Brief:
Repeat the data below exactly, dropping any pictures it holds.

= = =

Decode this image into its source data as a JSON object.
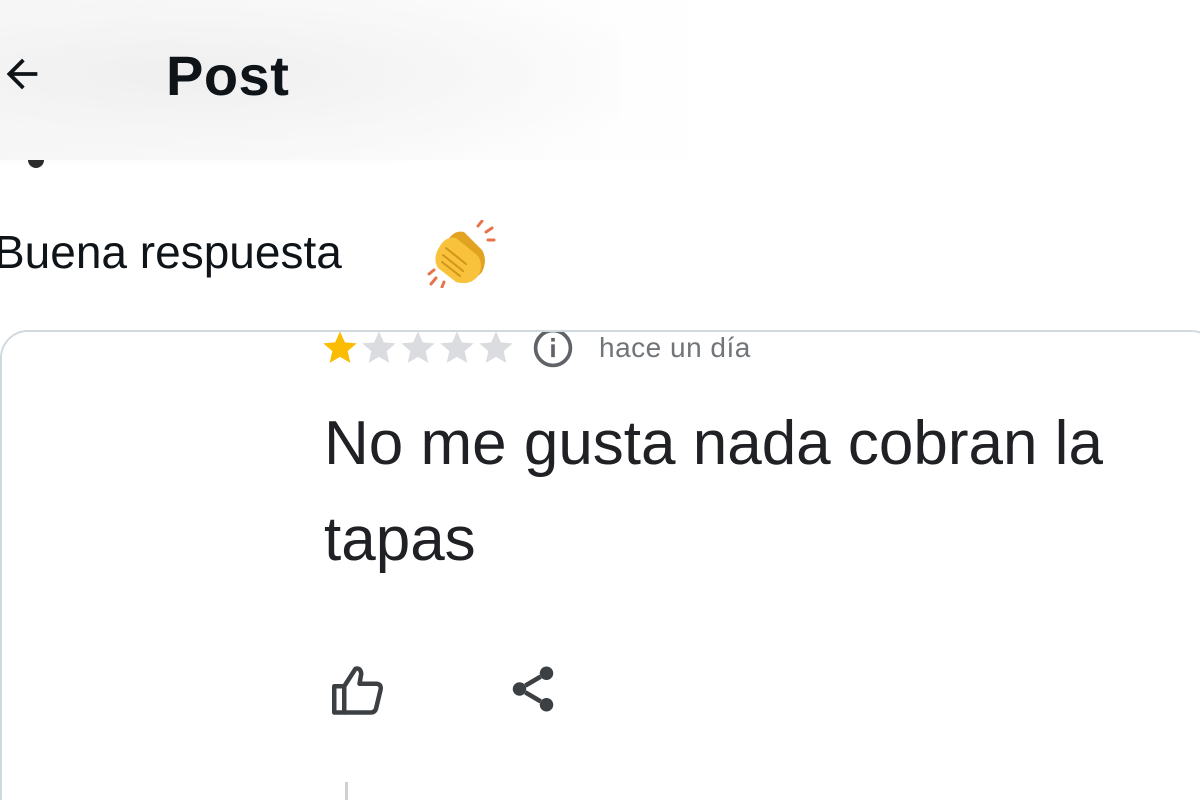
{
  "header": {
    "title": "Post",
    "back_icon": "arrow-left-icon"
  },
  "tweet": {
    "text": "Buena respuesta",
    "emoji": "clapping-hands-icon"
  },
  "review": {
    "rating": 1,
    "max_rating": 5,
    "date": "hace un día",
    "text_line1": "No me gusta nada cobran la",
    "text_line2": "tapas",
    "like_icon": "thumbs-up-icon",
    "share_icon": "share-icon",
    "info_icon": "info-icon"
  },
  "colors": {
    "star_filled": "#fbbc04",
    "star_empty": "#dadce0",
    "text_primary": "#0f1419",
    "review_text": "#202124",
    "muted": "#70757a",
    "card_border": "#cfd9de"
  }
}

= = =

Answer to the exercise:
Decode this image into its source data as a JSON object.
{
  "header": {
    "title": "Post",
    "back_icon": "arrow-left-icon"
  },
  "tweet": {
    "text": "Buena respuesta",
    "emoji": "clapping-hands-icon"
  },
  "review": {
    "rating": 1,
    "max_rating": 5,
    "date": "hace un día",
    "text_line1": "No me gusta nada cobran la",
    "text_line2": "tapas",
    "like_icon": "thumbs-up-icon",
    "share_icon": "share-icon",
    "info_icon": "info-icon"
  },
  "colors": {
    "star_filled": "#fbbc04",
    "star_empty": "#dadce0",
    "text_primary": "#0f1419",
    "review_text": "#202124",
    "muted": "#70757a",
    "card_border": "#cfd9de"
  }
}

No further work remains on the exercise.